»»
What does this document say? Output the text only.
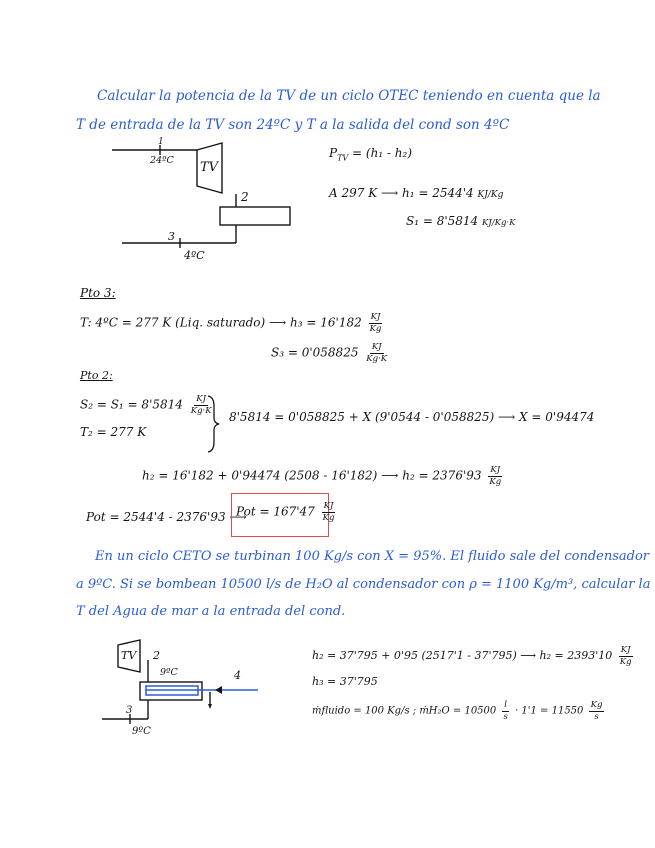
Calcular la potencia de la TV de un ciclo OTEC teniendo en cuenta que la
T de entrada de la TV son 24ºC y T a la salida del cond son 4ºC
TV
1
24ºC
2
3
4ºC
$P_{TV} = (h_1 - h_2)$
A 297 K ⟶ h₁ = 2544'4 KJ/Kg
S₁ = 8'5814 KJ/Kg·K
Pto 3:
T: 4ºC = 277 K (Liq. saturado) ⟶ $h_3 = 16'182 \frac{KJ}{Kg}$
$S_3 = 0'058825 \frac{KJ}{Kg\cdot K}$
Pto 2:
$S_2 = S_1 = 8'5814 \frac{KJ}{Kg\cdot K}$
T₂ = 277 K
8'5814 = 0'058825 + X (9'0544 - 0'058825) ⟶ X = 0'94474
h₂ = 16'182 + 0'94474 (2508 - 16'182) ⟶ $h_2 = 2376'93 \frac{KJ}{Kg}$
Pot = 2544'4 - 2376'93 ⟶
Pot = $167'47 \frac{KJ}{Kg}$
En un ciclo CETO se turbinan 100 Kg/s con X = 95%. El fluido sale del condensador
a 9ºC. Si se bombean 10500 l/s de H₂O al condensador con ρ = 1100 Kg/m³, calcular la
T del Agua de mar a la entrada del cond.
TV 2
9ºC	4
3
9ºC
h₂ = 37'795 + 0'95 (2517'1 - 37'795) ⟶ $h_2 = 2393'10 \frac{KJ}{Kg}$
h₃ = 37'795
ṁfluido = 100 Kg/s ; ṁH₂O = $10500 \frac{l}{s} \cdot 1'1 = 11550 \frac{Kg}{s}$
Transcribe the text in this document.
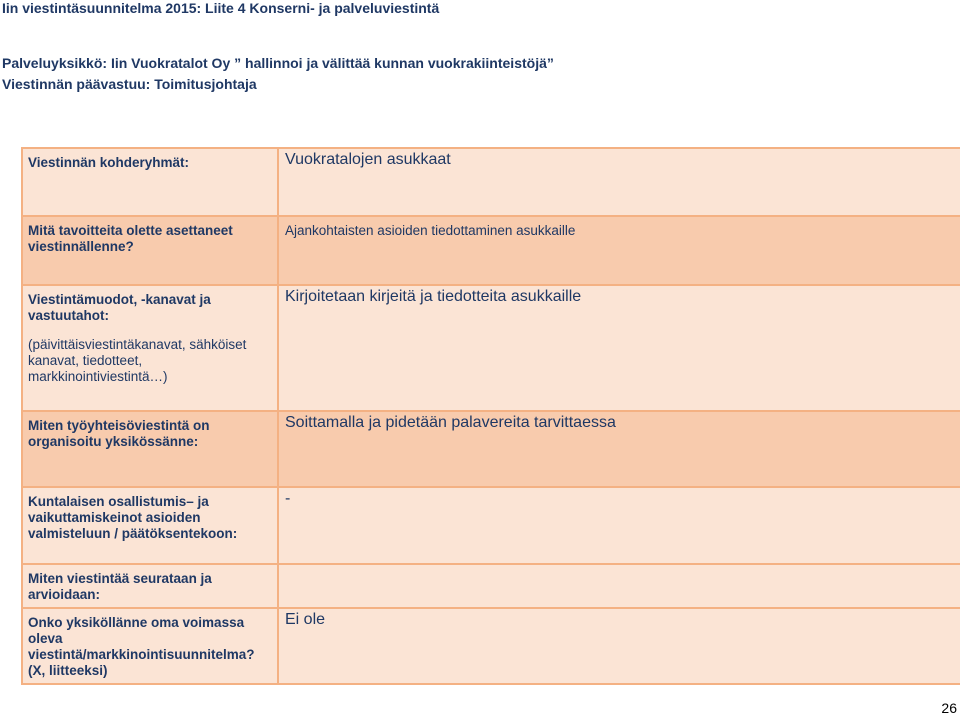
Iin viestintäsuunnitelma 2015: Liite 4 Konserni- ja palveluviestintä
Palveluyksikkö: Iin Vuokratalot Oy ” hallinnoi ja välittää kunnan vuokrakiinteistöjä”
Viestinnän päävastuu: Toimitusjohtaja
Viestinnän kohderyhmät:	Vuokratalojen asukkaat
Mitä tavoitteita olette asettaneet viestinnällenne?	Ajankohtaisten asioiden tiedottaminen asukkaille
Viestintämuodot, -kanavat ja vastuutahot:
(päivittäisviestintäkanavat, sähköiset kanavat, tiedotteet, markkinointiviestintä…)	Kirjoitetaan kirjeitä ja tiedotteita asukkaille
Miten työyhteisöviestintä on organisoitu yksikössänne:	Soittamalla ja pidetään palavereita tarvittaessa
Kuntalaisen osallistumis– ja vaikuttamiskeinot asioiden valmisteluun / päätöksentekoon:	-
Miten viestintää seurataan ja arvioidaan:	
Onko yksiköllänne oma voimassa oleva viestintä/markkinointisuunnitelma? (X, liitteeksi)	Ei ole
26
««
> _DESCRIPTION OF THE TASK_:
Pictures in the records must not appear in the copy; transcribe everything else precisely.

> _SOLUTION BELOW_:
What does this document say? Output the text only.
Calcular la potencia de la TV de un ciclo OTEC teniendo en cuenta que la
T de entrada de la TV son 24ºC y T a la salida del cond son 4ºC
TV
1
24ºC
2
3
4ºC
$P_{TV} = (h_1 - h_2)$
A 297 K ⟶ h₁ = 2544'4 KJ/Kg
S₁ = 8'5814 KJ/Kg·K
Pto 3:
T: 4ºC = 277 K (Liq. saturado) ⟶ $h_3 = 16'182 \frac{KJ}{Kg}$
$S_3 = 0'058825 \frac{KJ}{Kg\cdot K}$
Pto 2:
$S_2 = S_1 = 8'5814 \frac{KJ}{Kg\cdot K}$
T₂ = 277 K
8'5814 = 0'058825 + X (9'0544 - 0'058825) ⟶ X = 0'94474
h₂ = 16'182 + 0'94474 (2508 - 16'182) ⟶ $h_2 = 2376'93 \frac{KJ}{Kg}$
Pot = 2544'4 - 2376'93 ⟶
Pot = $167'47 \frac{KJ}{Kg}$
En un ciclo CETO se turbinan 100 Kg/s con X = 95%. El fluido sale del condensador
a 9ºC. Si se bombean 10500 l/s de H₂O al condensador con ρ = 1100 Kg/m³, calcular la
T del Agua de mar a la entrada del cond.
TV 2
9ºC	4
3
9ºC
h₂ = 37'795 + 0'95 (2517'1 - 37'795) ⟶ $h_2 = 2393'10 \frac{KJ}{Kg}$
h₃ = 37'795
ṁfluido = 100 Kg/s ; ṁH₂O = $10500 \frac{l}{s} \cdot 1'1 = 11550 \frac{Kg}{s}$
Transcribe the text in this document.
Iin viestintäsuunnitelma 2015: Liite 4 Konserni- ja palveluviestintä
Palveluyksikkö: Iin Vuokratalot Oy ” hallinnoi ja välittää kunnan vuokrakiinteistöjä”
Viestinnän päävastuu: Toimitusjohtaja
Viestinnän kohderyhmät:	Vuokratalojen asukkaat
Mitä tavoitteita olette asettaneet viestinnällenne?	Ajankohtaisten asioiden tiedottaminen asukkaille
Viestintämuodot, -kanavat ja vastuutahot:
(päivittäisviestintäkanavat, sähköiset kanavat, tiedotteet, markkinointiviestintä…)	Kirjoitetaan kirjeitä ja tiedotteita asukkaille
Miten työyhteisöviestintä on organisoitu yksikössänne:	Soittamalla ja pidetään palavereita tarvittaessa
Kuntalaisen osallistumis– ja vaikuttamiskeinot asioiden valmisteluun / päätöksentekoon:	-
Miten viestintää seurataan ja arvioidaan:	
Onko yksiköllänne oma voimassa oleva viestintä/markkinointisuunnitelma? (X, liitteeksi)	Ei ole
26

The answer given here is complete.